TASK BRIEF: Write each record again exactly as it stands.

★ ★ ★ ★ ★

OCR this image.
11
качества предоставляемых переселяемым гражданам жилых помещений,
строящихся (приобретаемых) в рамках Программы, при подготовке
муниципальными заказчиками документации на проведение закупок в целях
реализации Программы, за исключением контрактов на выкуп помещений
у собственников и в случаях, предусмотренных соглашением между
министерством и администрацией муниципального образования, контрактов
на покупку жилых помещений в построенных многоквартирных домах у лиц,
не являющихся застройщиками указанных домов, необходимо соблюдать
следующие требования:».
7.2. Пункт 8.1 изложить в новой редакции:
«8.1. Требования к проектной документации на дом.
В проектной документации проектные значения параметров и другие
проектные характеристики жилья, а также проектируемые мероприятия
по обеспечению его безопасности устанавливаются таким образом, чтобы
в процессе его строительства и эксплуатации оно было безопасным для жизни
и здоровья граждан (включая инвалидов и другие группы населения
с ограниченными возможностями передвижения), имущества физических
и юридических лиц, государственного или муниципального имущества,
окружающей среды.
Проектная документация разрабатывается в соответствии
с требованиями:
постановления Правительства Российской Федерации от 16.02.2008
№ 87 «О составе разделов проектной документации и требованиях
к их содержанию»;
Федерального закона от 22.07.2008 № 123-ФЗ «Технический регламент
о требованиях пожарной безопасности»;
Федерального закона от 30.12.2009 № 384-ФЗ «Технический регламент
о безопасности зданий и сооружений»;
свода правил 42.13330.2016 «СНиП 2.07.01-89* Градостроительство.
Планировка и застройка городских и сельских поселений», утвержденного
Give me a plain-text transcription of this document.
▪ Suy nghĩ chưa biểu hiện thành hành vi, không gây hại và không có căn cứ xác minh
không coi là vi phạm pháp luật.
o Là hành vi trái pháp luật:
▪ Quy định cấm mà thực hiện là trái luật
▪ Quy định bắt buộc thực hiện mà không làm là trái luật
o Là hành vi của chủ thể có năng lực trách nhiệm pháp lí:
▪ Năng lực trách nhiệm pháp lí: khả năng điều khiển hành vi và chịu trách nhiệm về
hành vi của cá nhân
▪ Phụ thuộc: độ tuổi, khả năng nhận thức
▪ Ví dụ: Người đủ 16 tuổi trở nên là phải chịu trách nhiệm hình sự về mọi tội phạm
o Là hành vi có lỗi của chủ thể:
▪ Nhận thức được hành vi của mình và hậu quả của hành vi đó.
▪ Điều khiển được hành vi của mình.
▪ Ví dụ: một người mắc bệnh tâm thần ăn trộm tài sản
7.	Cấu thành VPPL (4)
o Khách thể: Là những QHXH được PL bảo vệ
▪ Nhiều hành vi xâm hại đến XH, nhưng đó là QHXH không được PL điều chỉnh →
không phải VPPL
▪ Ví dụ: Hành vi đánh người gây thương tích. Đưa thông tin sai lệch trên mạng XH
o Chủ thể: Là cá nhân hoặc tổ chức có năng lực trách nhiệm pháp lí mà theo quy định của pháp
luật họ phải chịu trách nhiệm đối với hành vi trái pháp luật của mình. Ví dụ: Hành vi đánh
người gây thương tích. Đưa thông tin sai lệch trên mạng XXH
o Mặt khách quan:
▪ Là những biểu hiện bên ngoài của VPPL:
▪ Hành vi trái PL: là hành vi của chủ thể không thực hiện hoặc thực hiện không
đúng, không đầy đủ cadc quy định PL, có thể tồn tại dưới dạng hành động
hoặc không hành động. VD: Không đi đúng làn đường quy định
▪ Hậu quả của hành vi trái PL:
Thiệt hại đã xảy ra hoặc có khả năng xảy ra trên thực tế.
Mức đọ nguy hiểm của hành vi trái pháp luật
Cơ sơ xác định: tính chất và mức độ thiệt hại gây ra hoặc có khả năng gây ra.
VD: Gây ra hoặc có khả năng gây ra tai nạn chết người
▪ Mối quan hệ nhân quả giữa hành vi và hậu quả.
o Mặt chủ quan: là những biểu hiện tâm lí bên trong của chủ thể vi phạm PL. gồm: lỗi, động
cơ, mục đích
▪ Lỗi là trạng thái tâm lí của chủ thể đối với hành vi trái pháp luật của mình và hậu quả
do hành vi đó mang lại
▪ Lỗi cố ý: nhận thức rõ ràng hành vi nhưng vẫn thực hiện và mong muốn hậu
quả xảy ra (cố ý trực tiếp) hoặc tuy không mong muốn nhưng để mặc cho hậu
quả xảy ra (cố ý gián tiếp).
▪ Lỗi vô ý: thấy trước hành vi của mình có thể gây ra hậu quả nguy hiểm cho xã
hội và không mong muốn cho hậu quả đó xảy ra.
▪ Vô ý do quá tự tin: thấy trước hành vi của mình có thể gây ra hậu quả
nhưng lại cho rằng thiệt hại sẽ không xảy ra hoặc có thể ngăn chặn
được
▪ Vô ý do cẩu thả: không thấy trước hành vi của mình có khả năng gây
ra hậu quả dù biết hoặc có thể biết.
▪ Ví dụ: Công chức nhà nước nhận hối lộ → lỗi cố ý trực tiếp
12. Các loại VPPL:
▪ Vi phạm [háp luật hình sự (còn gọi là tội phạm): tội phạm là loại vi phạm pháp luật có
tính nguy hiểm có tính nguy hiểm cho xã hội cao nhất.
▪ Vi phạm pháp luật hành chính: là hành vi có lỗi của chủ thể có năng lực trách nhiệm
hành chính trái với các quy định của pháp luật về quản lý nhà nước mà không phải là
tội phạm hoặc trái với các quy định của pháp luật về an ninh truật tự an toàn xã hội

★ ★ ★ ★ ★

EXERCISE SOLUTION:
OCR this image.
11
качества предоставляемых переселяемым гражданам жилых помещений,
строящихся (приобретаемых) в рамках Программы, при подготовке
муниципальными заказчиками документации на проведение закупок в целях
реализации Программы, за исключением контрактов на выкуп помещений
у собственников и в случаях, предусмотренных соглашением между
министерством и администрацией муниципального образования, контрактов
на покупку жилых помещений в построенных многоквартирных домах у лиц,
не являющихся застройщиками указанных домов, необходимо соблюдать
следующие требования:».
7.2. Пункт 8.1 изложить в новой редакции:
«8.1. Требования к проектной документации на дом.
В проектной документации проектные значения параметров и другие
проектные характеристики жилья, а также проектируемые мероприятия
по обеспечению его безопасности устанавливаются таким образом, чтобы
в процессе его строительства и эксплуатации оно было безопасным для жизни
и здоровья граждан (включая инвалидов и другие группы населения
с ограниченными возможностями передвижения), имущества физических
и юридических лиц, государственного или муниципального имущества,
окружающей среды.
Проектная документация разрабатывается в соответствии
с требованиями:
постановления Правительства Российской Федерации от 16.02.2008
№ 87 «О составе разделов проектной документации и требованиях
к их содержанию»;
Федерального закона от 22.07.2008 № 123-ФЗ «Технический регламент
о требованиях пожарной безопасности»;
Федерального закона от 30.12.2009 № 384-ФЗ «Технический регламент
о безопасности зданий и сооружений»;
свода правил 42.13330.2016 «СНиП 2.07.01-89* Градостроительство.
Планировка и застройка городских и сельских поселений», утвержденного
Give me a plain-text transcription of this document.
▪ Suy nghĩ chưa biểu hiện thành hành vi, không gây hại và không có căn cứ xác minh
không coi là vi phạm pháp luật.
o Là hành vi trái pháp luật:
▪ Quy định cấm mà thực hiện là trái luật
▪ Quy định bắt buộc thực hiện mà không làm là trái luật
o Là hành vi của chủ thể có năng lực trách nhiệm pháp lí:
▪ Năng lực trách nhiệm pháp lí: khả năng điều khiển hành vi và chịu trách nhiệm về
hành vi của cá nhân
▪ Phụ thuộc: độ tuổi, khả năng nhận thức
▪ Ví dụ: Người đủ 16 tuổi trở nên là phải chịu trách nhiệm hình sự về mọi tội phạm
o Là hành vi có lỗi của chủ thể:
▪ Nhận thức được hành vi của mình và hậu quả của hành vi đó.
▪ Điều khiển được hành vi của mình.
▪ Ví dụ: một người mắc bệnh tâm thần ăn trộm tài sản
7.	Cấu thành VPPL (4)
o Khách thể: Là những QHXH được PL bảo vệ
▪ Nhiều hành vi xâm hại đến XH, nhưng đó là QHXH không được PL điều chỉnh →
không phải VPPL
▪ Ví dụ: Hành vi đánh người gây thương tích. Đưa thông tin sai lệch trên mạng XH
o Chủ thể: Là cá nhân hoặc tổ chức có năng lực trách nhiệm pháp lí mà theo quy định của pháp
luật họ phải chịu trách nhiệm đối với hành vi trái pháp luật của mình. Ví dụ: Hành vi đánh
người gây thương tích. Đưa thông tin sai lệch trên mạng XXH
o Mặt khách quan:
▪ Là những biểu hiện bên ngoài của VPPL:
▪ Hành vi trái PL: là hành vi của chủ thể không thực hiện hoặc thực hiện không
đúng, không đầy đủ cadc quy định PL, có thể tồn tại dưới dạng hành động
hoặc không hành động. VD: Không đi đúng làn đường quy định
▪ Hậu quả của hành vi trái PL:
Thiệt hại đã xảy ra hoặc có khả năng xảy ra trên thực tế.
Mức đọ nguy hiểm của hành vi trái pháp luật
Cơ sơ xác định: tính chất và mức độ thiệt hại gây ra hoặc có khả năng gây ra.
VD: Gây ra hoặc có khả năng gây ra tai nạn chết người
▪ Mối quan hệ nhân quả giữa hành vi và hậu quả.
o Mặt chủ quan: là những biểu hiện tâm lí bên trong của chủ thể vi phạm PL. gồm: lỗi, động
cơ, mục đích
▪ Lỗi là trạng thái tâm lí của chủ thể đối với hành vi trái pháp luật của mình và hậu quả
do hành vi đó mang lại
▪ Lỗi cố ý: nhận thức rõ ràng hành vi nhưng vẫn thực hiện và mong muốn hậu
quả xảy ra (cố ý trực tiếp) hoặc tuy không mong muốn nhưng để mặc cho hậu
quả xảy ra (cố ý gián tiếp).
▪ Lỗi vô ý: thấy trước hành vi của mình có thể gây ra hậu quả nguy hiểm cho xã
hội và không mong muốn cho hậu quả đó xảy ra.
▪ Vô ý do quá tự tin: thấy trước hành vi của mình có thể gây ra hậu quả
nhưng lại cho rằng thiệt hại sẽ không xảy ra hoặc có thể ngăn chặn
được
▪ Vô ý do cẩu thả: không thấy trước hành vi của mình có khả năng gây
ra hậu quả dù biết hoặc có thể biết.
▪ Ví dụ: Công chức nhà nước nhận hối lộ → lỗi cố ý trực tiếp
12. Các loại VPPL:
▪ Vi phạm [háp luật hình sự (còn gọi là tội phạm): tội phạm là loại vi phạm pháp luật có
tính nguy hiểm có tính nguy hiểm cho xã hội cao nhất.
▪ Vi phạm pháp luật hành chính: là hành vi có lỗi của chủ thể có năng lực trách nhiệm
hành chính trái với các quy định của pháp luật về quản lý nhà nước mà không phải là
tội phạm hoặc trái với các quy định của pháp luật về an ninh truật tự an toàn xã hội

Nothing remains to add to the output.